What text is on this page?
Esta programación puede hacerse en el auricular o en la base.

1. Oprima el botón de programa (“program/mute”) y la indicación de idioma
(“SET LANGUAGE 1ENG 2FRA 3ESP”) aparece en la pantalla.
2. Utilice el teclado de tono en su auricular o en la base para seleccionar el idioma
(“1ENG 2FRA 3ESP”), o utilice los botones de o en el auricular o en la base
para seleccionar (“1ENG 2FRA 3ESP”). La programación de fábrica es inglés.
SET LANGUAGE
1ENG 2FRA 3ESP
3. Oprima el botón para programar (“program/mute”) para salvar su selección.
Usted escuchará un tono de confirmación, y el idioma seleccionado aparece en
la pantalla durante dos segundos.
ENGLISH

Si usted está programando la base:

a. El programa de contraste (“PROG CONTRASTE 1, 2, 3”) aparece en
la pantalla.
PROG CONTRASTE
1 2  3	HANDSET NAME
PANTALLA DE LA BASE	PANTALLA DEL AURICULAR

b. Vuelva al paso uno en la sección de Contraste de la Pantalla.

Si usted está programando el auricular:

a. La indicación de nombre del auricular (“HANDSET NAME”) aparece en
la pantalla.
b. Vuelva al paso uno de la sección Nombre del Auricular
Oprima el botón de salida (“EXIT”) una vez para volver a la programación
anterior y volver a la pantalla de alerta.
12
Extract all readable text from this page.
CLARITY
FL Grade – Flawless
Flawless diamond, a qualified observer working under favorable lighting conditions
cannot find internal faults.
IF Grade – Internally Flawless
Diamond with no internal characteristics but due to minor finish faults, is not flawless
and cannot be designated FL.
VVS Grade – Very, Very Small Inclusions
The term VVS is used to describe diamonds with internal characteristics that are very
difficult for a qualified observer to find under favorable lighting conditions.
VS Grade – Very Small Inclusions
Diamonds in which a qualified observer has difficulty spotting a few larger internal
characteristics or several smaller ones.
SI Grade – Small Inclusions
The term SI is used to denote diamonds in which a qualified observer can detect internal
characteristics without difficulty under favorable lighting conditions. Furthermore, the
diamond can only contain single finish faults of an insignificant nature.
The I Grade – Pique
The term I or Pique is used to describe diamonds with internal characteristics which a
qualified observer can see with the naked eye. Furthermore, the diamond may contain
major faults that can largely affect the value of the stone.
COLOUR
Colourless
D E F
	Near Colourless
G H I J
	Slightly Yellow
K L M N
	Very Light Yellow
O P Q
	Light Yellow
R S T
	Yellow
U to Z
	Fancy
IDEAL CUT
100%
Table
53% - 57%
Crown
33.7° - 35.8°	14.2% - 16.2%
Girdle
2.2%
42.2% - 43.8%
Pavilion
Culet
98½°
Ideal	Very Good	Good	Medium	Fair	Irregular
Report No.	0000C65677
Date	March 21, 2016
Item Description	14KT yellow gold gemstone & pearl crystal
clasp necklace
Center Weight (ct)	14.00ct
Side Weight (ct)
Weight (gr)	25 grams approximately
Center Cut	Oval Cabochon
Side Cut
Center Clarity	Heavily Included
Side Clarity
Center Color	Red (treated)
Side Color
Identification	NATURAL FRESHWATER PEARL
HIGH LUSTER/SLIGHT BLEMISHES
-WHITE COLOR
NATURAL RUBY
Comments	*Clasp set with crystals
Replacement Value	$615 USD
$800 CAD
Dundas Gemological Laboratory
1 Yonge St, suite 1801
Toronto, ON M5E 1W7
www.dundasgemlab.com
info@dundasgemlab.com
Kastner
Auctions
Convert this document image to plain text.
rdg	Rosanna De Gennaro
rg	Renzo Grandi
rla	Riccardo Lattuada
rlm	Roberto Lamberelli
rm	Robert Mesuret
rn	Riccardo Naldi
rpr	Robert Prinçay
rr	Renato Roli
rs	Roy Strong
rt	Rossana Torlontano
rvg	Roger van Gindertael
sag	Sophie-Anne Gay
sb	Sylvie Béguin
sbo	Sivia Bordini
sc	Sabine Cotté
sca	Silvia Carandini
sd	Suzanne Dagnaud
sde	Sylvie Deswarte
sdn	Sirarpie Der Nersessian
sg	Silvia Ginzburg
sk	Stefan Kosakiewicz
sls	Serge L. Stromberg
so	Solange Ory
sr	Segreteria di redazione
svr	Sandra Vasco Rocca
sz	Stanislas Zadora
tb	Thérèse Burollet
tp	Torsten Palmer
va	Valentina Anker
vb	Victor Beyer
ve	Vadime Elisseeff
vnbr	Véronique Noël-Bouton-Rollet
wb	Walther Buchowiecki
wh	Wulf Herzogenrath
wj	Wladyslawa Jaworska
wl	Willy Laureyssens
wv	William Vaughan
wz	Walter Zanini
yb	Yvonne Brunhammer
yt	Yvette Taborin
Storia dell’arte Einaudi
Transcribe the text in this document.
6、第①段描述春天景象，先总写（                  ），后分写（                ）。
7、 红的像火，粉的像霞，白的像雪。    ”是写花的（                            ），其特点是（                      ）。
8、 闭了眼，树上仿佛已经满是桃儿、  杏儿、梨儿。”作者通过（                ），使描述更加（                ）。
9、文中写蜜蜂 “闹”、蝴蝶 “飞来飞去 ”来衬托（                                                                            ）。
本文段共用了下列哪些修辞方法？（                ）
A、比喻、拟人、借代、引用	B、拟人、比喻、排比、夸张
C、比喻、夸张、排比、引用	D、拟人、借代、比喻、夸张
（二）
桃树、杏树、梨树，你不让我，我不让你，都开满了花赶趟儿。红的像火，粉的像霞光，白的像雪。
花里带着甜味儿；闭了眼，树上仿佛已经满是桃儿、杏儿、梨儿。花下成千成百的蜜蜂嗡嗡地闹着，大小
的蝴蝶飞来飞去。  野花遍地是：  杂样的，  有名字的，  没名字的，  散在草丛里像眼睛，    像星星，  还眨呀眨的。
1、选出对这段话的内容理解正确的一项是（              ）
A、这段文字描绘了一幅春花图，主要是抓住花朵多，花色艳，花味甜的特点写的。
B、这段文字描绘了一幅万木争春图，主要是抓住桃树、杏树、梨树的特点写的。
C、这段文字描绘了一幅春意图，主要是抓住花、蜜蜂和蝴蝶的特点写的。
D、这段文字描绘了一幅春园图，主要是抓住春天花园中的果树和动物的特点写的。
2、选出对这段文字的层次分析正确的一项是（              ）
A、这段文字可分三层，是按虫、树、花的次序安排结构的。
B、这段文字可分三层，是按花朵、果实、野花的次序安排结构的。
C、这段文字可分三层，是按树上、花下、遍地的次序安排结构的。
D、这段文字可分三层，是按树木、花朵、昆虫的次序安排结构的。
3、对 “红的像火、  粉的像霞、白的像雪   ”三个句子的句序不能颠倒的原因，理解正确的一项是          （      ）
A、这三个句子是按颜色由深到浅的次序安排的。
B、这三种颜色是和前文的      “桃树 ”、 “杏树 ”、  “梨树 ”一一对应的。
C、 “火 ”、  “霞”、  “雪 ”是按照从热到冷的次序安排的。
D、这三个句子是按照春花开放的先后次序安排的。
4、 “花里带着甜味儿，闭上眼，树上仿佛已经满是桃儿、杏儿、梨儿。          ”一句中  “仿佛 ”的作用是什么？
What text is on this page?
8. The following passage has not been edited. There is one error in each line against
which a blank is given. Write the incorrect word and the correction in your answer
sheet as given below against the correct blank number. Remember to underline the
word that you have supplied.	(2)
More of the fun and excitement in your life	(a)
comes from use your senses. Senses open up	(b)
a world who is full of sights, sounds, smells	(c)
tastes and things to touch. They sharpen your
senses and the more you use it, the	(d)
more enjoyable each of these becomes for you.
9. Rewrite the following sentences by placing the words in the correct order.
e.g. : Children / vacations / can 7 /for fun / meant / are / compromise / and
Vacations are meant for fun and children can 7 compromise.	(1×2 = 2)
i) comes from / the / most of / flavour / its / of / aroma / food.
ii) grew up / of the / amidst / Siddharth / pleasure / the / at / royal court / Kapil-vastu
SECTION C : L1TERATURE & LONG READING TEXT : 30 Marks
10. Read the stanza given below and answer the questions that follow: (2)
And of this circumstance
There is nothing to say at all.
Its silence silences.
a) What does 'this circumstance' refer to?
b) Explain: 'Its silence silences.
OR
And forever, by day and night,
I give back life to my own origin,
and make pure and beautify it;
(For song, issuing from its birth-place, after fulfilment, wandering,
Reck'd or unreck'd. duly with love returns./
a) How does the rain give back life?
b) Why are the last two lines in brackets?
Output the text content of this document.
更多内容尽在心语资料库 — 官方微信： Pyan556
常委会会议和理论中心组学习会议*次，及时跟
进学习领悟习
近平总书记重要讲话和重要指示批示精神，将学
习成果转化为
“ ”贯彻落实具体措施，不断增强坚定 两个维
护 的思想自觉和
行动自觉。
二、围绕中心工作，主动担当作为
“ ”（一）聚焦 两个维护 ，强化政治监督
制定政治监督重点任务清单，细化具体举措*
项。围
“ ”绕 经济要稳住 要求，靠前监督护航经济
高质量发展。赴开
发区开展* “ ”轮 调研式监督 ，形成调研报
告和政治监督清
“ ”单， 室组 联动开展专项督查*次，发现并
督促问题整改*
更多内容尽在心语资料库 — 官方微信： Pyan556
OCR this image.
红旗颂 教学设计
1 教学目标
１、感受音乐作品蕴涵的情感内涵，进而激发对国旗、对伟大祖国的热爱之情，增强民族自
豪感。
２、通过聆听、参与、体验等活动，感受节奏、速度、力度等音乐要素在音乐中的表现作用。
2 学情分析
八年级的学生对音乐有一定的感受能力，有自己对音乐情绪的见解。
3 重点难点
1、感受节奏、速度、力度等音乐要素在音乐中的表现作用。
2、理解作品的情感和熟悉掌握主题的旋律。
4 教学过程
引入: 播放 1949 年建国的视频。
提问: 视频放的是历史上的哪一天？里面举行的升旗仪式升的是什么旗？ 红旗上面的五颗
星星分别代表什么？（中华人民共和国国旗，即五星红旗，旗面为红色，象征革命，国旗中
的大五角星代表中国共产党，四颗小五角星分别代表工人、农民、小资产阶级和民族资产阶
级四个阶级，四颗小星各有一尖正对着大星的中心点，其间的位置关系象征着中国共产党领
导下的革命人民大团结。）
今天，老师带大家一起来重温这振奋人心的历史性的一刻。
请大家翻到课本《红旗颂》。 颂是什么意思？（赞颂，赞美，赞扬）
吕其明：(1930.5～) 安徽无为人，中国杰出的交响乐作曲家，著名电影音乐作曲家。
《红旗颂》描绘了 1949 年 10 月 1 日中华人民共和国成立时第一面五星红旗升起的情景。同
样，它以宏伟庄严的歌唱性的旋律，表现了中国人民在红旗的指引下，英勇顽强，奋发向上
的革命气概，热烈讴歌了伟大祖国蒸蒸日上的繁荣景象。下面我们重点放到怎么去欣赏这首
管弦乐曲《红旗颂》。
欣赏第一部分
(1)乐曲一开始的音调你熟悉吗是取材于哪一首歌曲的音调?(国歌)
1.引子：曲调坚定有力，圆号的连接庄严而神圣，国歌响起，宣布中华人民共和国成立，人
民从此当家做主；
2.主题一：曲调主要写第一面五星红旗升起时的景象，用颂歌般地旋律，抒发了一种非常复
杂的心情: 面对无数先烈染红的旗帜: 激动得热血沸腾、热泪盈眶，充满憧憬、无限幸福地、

━━━━

Every line holding "which" should be copied out.

[WRITTEN ANSWER]
Diamonds in which a qualified observer has difficulty spotting a few larger internal
The term SI is used to denote diamonds in which a qualified observer can detect internal
The term I or Pique is used to describe diamonds with internal characteristics which a
which a blank is given. Write the incorrect word and the correction in your answer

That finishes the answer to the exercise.